What the task asks:
Restate the records that follow word for word; no pictures should appear.
---- Data listing
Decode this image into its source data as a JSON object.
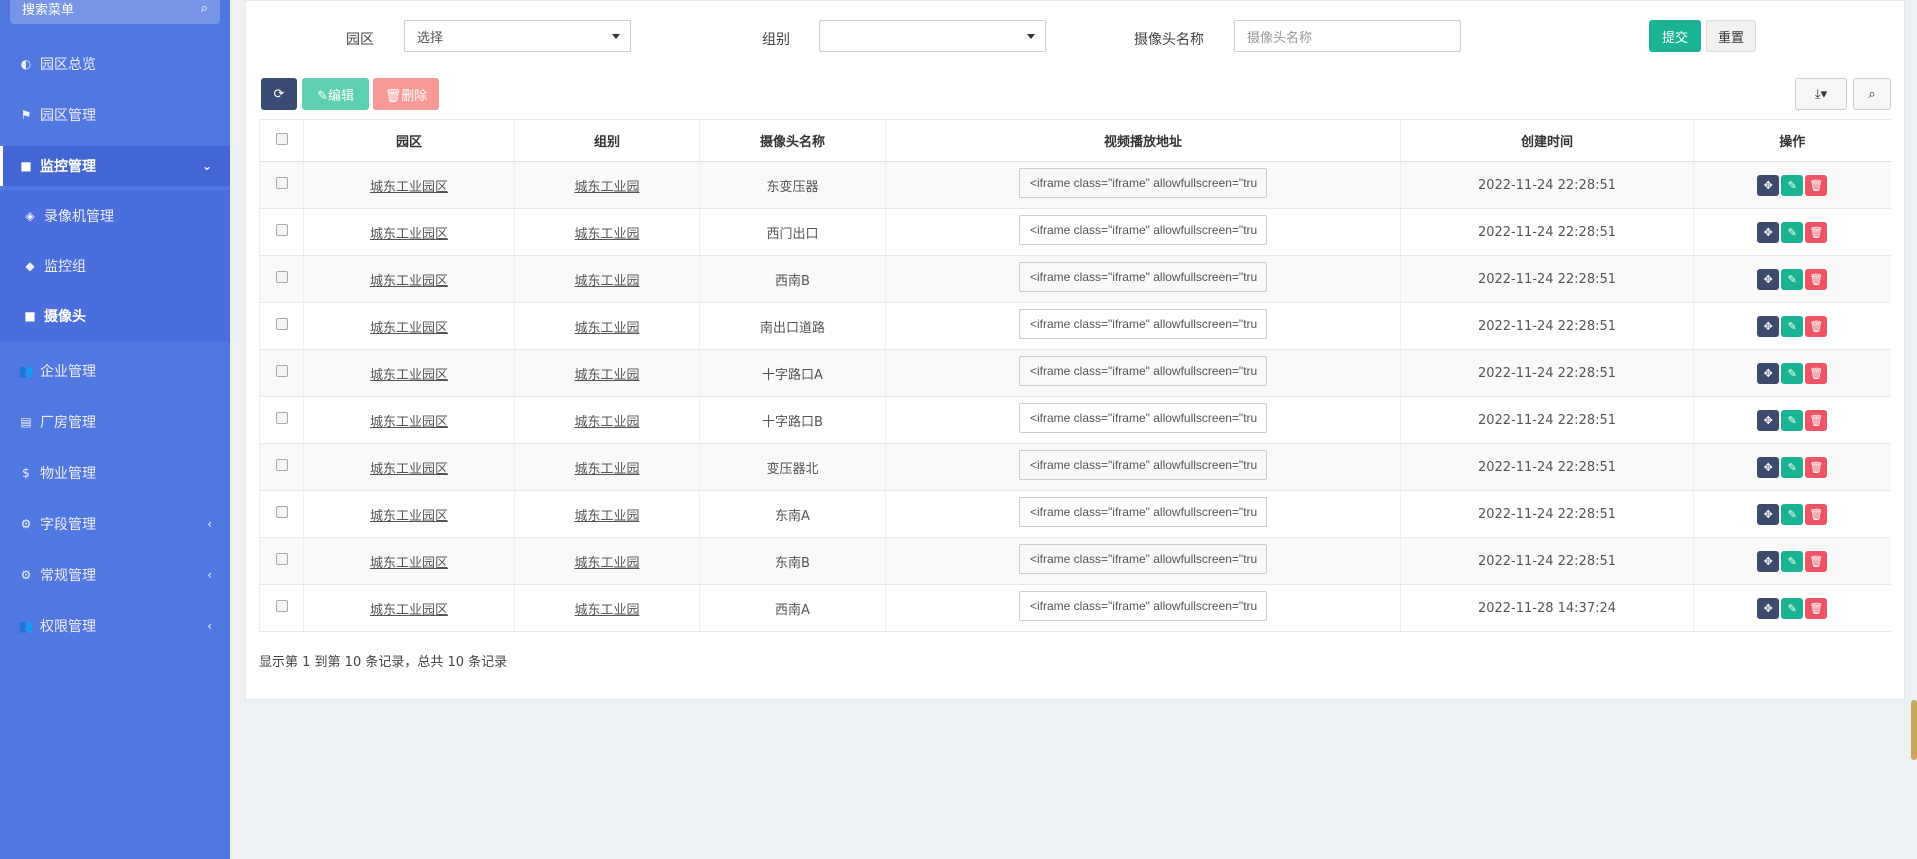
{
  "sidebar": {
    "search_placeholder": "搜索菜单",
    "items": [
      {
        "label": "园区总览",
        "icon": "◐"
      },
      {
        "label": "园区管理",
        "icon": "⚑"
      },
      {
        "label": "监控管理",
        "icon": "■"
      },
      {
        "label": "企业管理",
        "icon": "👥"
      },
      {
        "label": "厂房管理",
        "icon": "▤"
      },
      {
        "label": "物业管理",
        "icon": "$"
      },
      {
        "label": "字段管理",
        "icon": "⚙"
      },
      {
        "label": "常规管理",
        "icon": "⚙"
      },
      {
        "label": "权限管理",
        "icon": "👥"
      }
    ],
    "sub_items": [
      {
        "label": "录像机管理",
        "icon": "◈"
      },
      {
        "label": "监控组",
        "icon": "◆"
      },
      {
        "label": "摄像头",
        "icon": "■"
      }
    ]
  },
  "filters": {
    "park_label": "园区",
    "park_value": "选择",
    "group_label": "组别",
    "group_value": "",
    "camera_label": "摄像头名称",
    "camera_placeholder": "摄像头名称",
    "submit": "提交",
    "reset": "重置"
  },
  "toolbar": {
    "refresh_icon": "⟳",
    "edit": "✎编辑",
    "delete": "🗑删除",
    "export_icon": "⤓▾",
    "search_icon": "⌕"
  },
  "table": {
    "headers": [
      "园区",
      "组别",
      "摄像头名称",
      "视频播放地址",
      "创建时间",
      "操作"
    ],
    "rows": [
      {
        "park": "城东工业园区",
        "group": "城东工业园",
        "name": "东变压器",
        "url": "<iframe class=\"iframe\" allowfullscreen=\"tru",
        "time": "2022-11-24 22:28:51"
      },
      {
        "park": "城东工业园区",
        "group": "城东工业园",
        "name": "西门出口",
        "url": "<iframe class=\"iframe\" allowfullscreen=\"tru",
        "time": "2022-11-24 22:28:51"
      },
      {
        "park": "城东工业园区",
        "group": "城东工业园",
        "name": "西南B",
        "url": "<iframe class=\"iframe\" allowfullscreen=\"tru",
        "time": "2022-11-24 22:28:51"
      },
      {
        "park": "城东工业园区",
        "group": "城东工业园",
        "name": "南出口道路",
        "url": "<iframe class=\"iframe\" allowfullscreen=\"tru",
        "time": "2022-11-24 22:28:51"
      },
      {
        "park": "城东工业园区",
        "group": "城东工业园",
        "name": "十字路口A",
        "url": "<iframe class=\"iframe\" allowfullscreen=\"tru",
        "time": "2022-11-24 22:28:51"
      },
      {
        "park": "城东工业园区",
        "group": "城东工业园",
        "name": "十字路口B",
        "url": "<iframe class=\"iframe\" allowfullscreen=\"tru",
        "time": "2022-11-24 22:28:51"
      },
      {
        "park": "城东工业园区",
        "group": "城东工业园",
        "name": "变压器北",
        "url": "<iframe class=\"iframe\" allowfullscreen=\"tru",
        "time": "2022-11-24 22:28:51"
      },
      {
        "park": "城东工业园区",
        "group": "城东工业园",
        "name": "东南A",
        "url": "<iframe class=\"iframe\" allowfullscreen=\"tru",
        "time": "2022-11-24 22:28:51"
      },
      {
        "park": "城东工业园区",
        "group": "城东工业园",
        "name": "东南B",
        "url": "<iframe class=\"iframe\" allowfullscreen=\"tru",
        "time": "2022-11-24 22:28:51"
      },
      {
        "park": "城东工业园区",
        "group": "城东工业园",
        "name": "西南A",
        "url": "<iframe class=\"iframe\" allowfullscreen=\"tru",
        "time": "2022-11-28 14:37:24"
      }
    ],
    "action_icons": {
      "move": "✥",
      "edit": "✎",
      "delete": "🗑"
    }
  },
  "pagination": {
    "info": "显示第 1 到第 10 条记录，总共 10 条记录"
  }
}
--------
Correct result:
Decode this image into its source data as a JSON object.
{
  "sidebar": {
    "search_placeholder": "搜索菜单",
    "items": [
      {
        "label": "园区总览",
        "icon": "◐"
      },
      {
        "label": "园区管理",
        "icon": "⚑"
      },
      {
        "label": "监控管理",
        "icon": "■"
      },
      {
        "label": "企业管理",
        "icon": "👥"
      },
      {
        "label": "厂房管理",
        "icon": "▤"
      },
      {
        "label": "物业管理",
        "icon": "$"
      },
      {
        "label": "字段管理",
        "icon": "⚙"
      },
      {
        "label": "常规管理",
        "icon": "⚙"
      },
      {
        "label": "权限管理",
        "icon": "👥"
      }
    ],
    "sub_items": [
      {
        "label": "录像机管理",
        "icon": "◈"
      },
      {
        "label": "监控组",
        "icon": "◆"
      },
      {
        "label": "摄像头",
        "icon": "■"
      }
    ]
  },
  "filters": {
    "park_label": "园区",
    "park_value": "选择",
    "group_label": "组别",
    "group_value": "",
    "camera_label": "摄像头名称",
    "camera_placeholder": "摄像头名称",
    "submit": "提交",
    "reset": "重置"
  },
  "toolbar": {
    "refresh_icon": "⟳",
    "edit": "✎编辑",
    "delete": "🗑删除",
    "export_icon": "⤓▾",
    "search_icon": "⌕"
  },
  "table": {
    "headers": [
      "园区",
      "组别",
      "摄像头名称",
      "视频播放地址",
      "创建时间",
      "操作"
    ],
    "rows": [
      {
        "park": "城东工业园区",
        "group": "城东工业园",
        "name": "东变压器",
        "url": "<iframe class=\"iframe\" allowfullscreen=\"tru",
        "time": "2022-11-24 22:28:51"
      },
      {
        "park": "城东工业园区",
        "group": "城东工业园",
        "name": "西门出口",
        "url": "<iframe class=\"iframe\" allowfullscreen=\"tru",
        "time": "2022-11-24 22:28:51"
      },
      {
        "park": "城东工业园区",
        "group": "城东工业园",
        "name": "西南B",
        "url": "<iframe class=\"iframe\" allowfullscreen=\"tru",
        "time": "2022-11-24 22:28:51"
      },
      {
        "park": "城东工业园区",
        "group": "城东工业园",
        "name": "南出口道路",
        "url": "<iframe class=\"iframe\" allowfullscreen=\"tru",
        "time": "2022-11-24 22:28:51"
      },
      {
        "park": "城东工业园区",
        "group": "城东工业园",
        "name": "十字路口A",
        "url": "<iframe class=\"iframe\" allowfullscreen=\"tru",
        "time": "2022-11-24 22:28:51"
      },
      {
        "park": "城东工业园区",
        "group": "城东工业园",
        "name": "十字路口B",
        "url": "<iframe class=\"iframe\" allowfullscreen=\"tru",
        "time": "2022-11-24 22:28:51"
      },
      {
        "park": "城东工业园区",
        "group": "城东工业园",
        "name": "变压器北",
        "url": "<iframe class=\"iframe\" allowfullscreen=\"tru",
        "time": "2022-11-24 22:28:51"
      },
      {
        "park": "城东工业园区",
        "group": "城东工业园",
        "name": "东南A",
        "url": "<iframe class=\"iframe\" allowfullscreen=\"tru",
        "time": "2022-11-24 22:28:51"
      },
      {
        "park": "城东工业园区",
        "group": "城东工业园",
        "name": "东南B",
        "url": "<iframe class=\"iframe\" allowfullscreen=\"tru",
        "time": "2022-11-24 22:28:51"
      },
      {
        "park": "城东工业园区",
        "group": "城东工业园",
        "name": "西南A",
        "url": "<iframe class=\"iframe\" allowfullscreen=\"tru",
        "time": "2022-11-28 14:37:24"
      }
    ],
    "action_icons": {
      "move": "✥",
      "edit": "✎",
      "delete": "🗑"
    }
  },
  "pagination": {
    "info": "显示第 1 到第 10 条记录，总共 10 条记录"
  }
}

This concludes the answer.